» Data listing

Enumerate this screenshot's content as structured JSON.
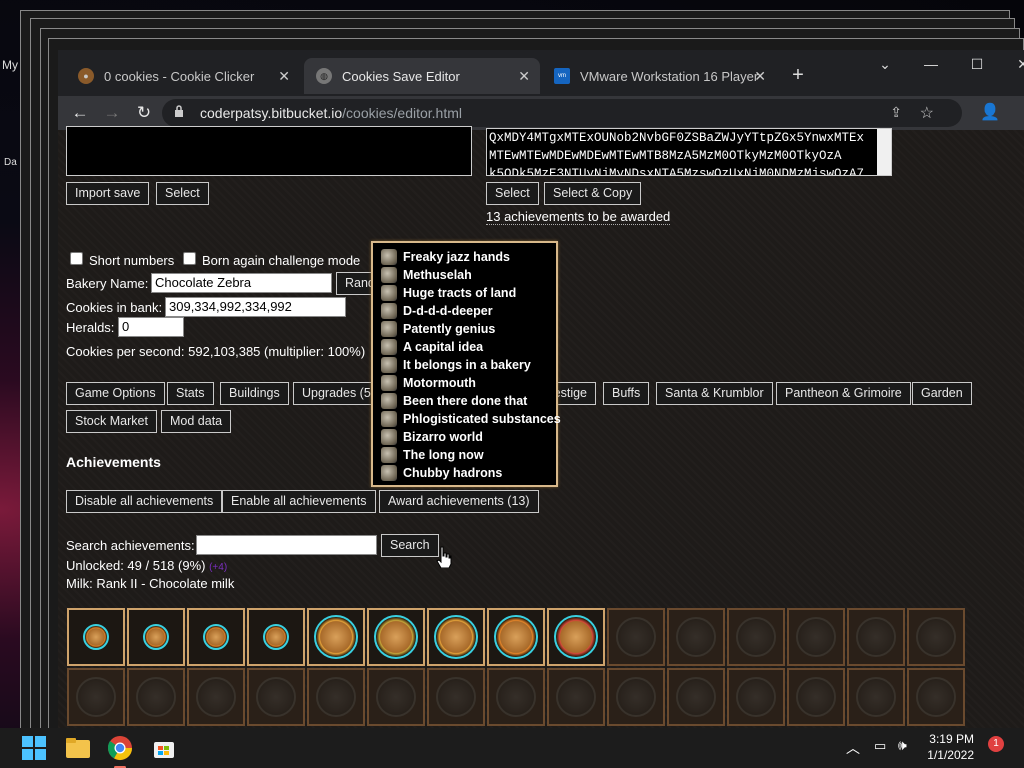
{
  "desktop": {
    "left_label_1": "My",
    "left_label_2": "Da"
  },
  "tabs": [
    {
      "title": "0 cookies - Cookie Clicker",
      "active": false
    },
    {
      "title": "Cookies Save Editor",
      "active": true
    },
    {
      "title": "VMware Workstation 16 Player",
      "active": false
    }
  ],
  "window_controls": {
    "new_tab": "+",
    "dropdown": "⌄",
    "minimize": "—",
    "maximize": "☐",
    "close": "✕"
  },
  "address_bar": {
    "domain": "coderpatsy.bitbucket.io",
    "path": "/cookies/editor.html"
  },
  "save_area": {
    "lines": [
      "QxMDY4MTgxMTExOUNob2NvbGF0ZSBaZWJyYTtpZGx5YnwxMTEx",
      "MTEwMTEwMDEwMDEwMTEwMTB8MzA5MzM0OTkyMzM0OTkyOzA",
      "k5ODk5MzE3NTUyNjMyNDsxNTA5MzswOzUxNjM0NDMzMjswOzA7"
    ],
    "select_label": "Select",
    "select_copy_label": "Select & Copy",
    "awarded_text": "13 achievements to be awarded"
  },
  "import": {
    "import_label": "Import save",
    "select_label": "Select"
  },
  "options": {
    "short_numbers": "Short numbers",
    "born_again": "Born again challenge mode"
  },
  "bakery": {
    "name_label": "Bakery Name:",
    "name_value": "Chocolate Zebra",
    "random_label": "Rand",
    "cookies_label": "Cookies in bank:",
    "cookies_value": "309,334,992,334,992",
    "heralds_label": "Heralds:",
    "heralds_value": "0",
    "cps_text": "Cookies per second: 592,103,385 (multiplier: 100%)"
  },
  "nav_buttons": [
    "Game Options",
    "Stats",
    "Buildings",
    "Upgrades (56",
    "estige",
    "Buffs",
    "Santa & Krumblor",
    "Pantheon & Grimoire",
    "Garden",
    "Stock Market",
    "Mod data"
  ],
  "achievements": {
    "heading": "Achievements",
    "disable_label": "Disable all achievements",
    "enable_label": "Enable all achievements",
    "award_label": "Award achievements (13)",
    "search_label": "Search achievements:",
    "search_value": "",
    "search_button": "Search",
    "unlocked_text": "Unlocked: 49 / 518 (9%)",
    "unlocked_extra": "(+4)",
    "milk_text": "Milk: Rank II - Chocolate milk"
  },
  "popup_items": [
    "Freaky jazz hands",
    "Methuselah",
    "Huge tracts of land",
    "D-d-d-d-deeper",
    "Patently genius",
    "A capital idea",
    "It belongs in a bakery",
    "Motormouth",
    "Been there done that",
    "Phlogisticated substances",
    "Bizarro world",
    "The long now",
    "Chubby hadrons"
  ],
  "taskbar": {
    "time": "3:19 PM",
    "date": "1/1/2022",
    "notification_count": "1"
  },
  "colors": {
    "accent_gold": "#d8b88a",
    "tab_active": "#35363a",
    "page_bg": "#1e1b19"
  }
}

» Set problem
Write out the listing word for word, omitting the pictures it holds.

» Task output
Enumerate this screenshot's content as structured JSON.
{
  "desktop": {
    "left_label_1": "My",
    "left_label_2": "Da"
  },
  "tabs": [
    {
      "title": "0 cookies - Cookie Clicker",
      "active": false
    },
    {
      "title": "Cookies Save Editor",
      "active": true
    },
    {
      "title": "VMware Workstation 16 Player",
      "active": false
    }
  ],
  "window_controls": {
    "new_tab": "+",
    "dropdown": "⌄",
    "minimize": "—",
    "maximize": "☐",
    "close": "✕"
  },
  "address_bar": {
    "domain": "coderpatsy.bitbucket.io",
    "path": "/cookies/editor.html"
  },
  "save_area": {
    "lines": [
      "QxMDY4MTgxMTExOUNob2NvbGF0ZSBaZWJyYTtpZGx5YnwxMTEx",
      "MTEwMTEwMDEwMDEwMTEwMTB8MzA5MzM0OTkyMzM0OTkyOzA",
      "k5ODk5MzE3NTUyNjMyNDsxNTA5MzswOzUxNjM0NDMzMjswOzA7"
    ],
    "select_label": "Select",
    "select_copy_label": "Select & Copy",
    "awarded_text": "13 achievements to be awarded"
  },
  "import": {
    "import_label": "Import save",
    "select_label": "Select"
  },
  "options": {
    "short_numbers": "Short numbers",
    "born_again": "Born again challenge mode"
  },
  "bakery": {
    "name_label": "Bakery Name:",
    "name_value": "Chocolate Zebra",
    "random_label": "Rand",
    "cookies_label": "Cookies in bank:",
    "cookies_value": "309,334,992,334,992",
    "heralds_label": "Heralds:",
    "heralds_value": "0",
    "cps_text": "Cookies per second: 592,103,385 (multiplier: 100%)"
  },
  "nav_buttons": [
    "Game Options",
    "Stats",
    "Buildings",
    "Upgrades (56",
    "estige",
    "Buffs",
    "Santa & Krumblor",
    "Pantheon & Grimoire",
    "Garden",
    "Stock Market",
    "Mod data"
  ],
  "achievements": {
    "heading": "Achievements",
    "disable_label": "Disable all achievements",
    "enable_label": "Enable all achievements",
    "award_label": "Award achievements (13)",
    "search_label": "Search achievements:",
    "search_value": "",
    "search_button": "Search",
    "unlocked_text": "Unlocked: 49 / 518 (9%)",
    "unlocked_extra": "(+4)",
    "milk_text": "Milk: Rank II - Chocolate milk"
  },
  "popup_items": [
    "Freaky jazz hands",
    "Methuselah",
    "Huge tracts of land",
    "D-d-d-d-deeper",
    "Patently genius",
    "A capital idea",
    "It belongs in a bakery",
    "Motormouth",
    "Been there done that",
    "Phlogisticated substances",
    "Bizarro world",
    "The long now",
    "Chubby hadrons"
  ],
  "taskbar": {
    "time": "3:19 PM",
    "date": "1/1/2022",
    "notification_count": "1"
  },
  "colors": {
    "accent_gold": "#d8b88a",
    "tab_active": "#35363a",
    "page_bg": "#1e1b19"
  }
}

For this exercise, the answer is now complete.